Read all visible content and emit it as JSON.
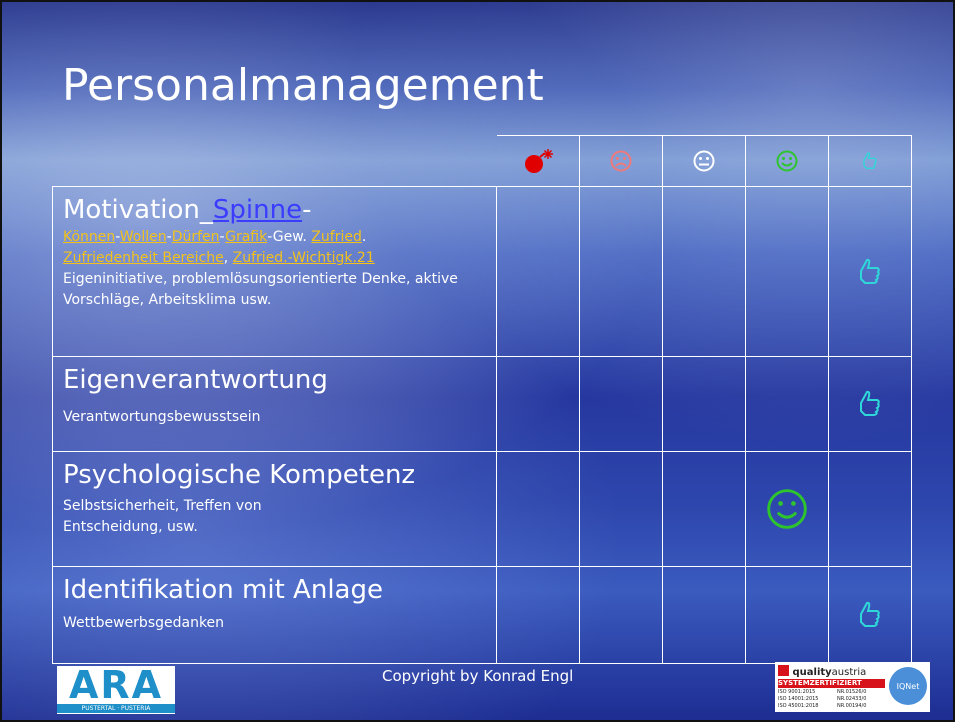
{
  "title": "Personalmanagement",
  "table": {
    "rows": [
      {
        "heading": "Motivation_",
        "heading_link": "Spinne",
        "heading_end": "-",
        "links": [
          "Können",
          "-",
          "Wollen",
          "-",
          "Dürfen",
          "-",
          "Grafik",
          "-Gew. ",
          "Zufried",
          ".",
          "Zufriedenheit Bereiche",
          ", ",
          "Zufried.-Wichtigk.21"
        ],
        "description": "Eigeninitiative, problemlösungsorientierte Denke, aktive Vorschläge, Arbeitsklima usw."
      },
      {
        "heading": "Eigenverantwortung",
        "description": "Verantwortungsbewusstsein"
      },
      {
        "heading": "Psychologische Kompetenz",
        "description": "Selbstsicherheit, Treffen von Entscheidung, usw."
      },
      {
        "heading": "Identifikation mit Anlage",
        "description": "Wettbewerbsgedanken"
      }
    ]
  },
  "footer": {
    "copyright": "Copyright by Konrad Engl",
    "logo_left": {
      "name": "ARA",
      "tagline": "PUSTERTAL · PUSTERIA"
    },
    "logo_right": {
      "brand_a": "quality",
      "brand_b": "austria",
      "badge": "SYSTEMZERTIFIZIERT",
      "network": "IQNet",
      "norms": [
        "ISO 9001:2015",
        "ISO 14001:2015",
        "ISO 45001:2018"
      ],
      "numbers": [
        "NR.01526/0",
        "NR.02433/0",
        "NR.00194/0"
      ]
    }
  }
}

Problem statement = Looking at the entries above, state how many lines contain "description"; give the number alone.

Reply to the exercise = 4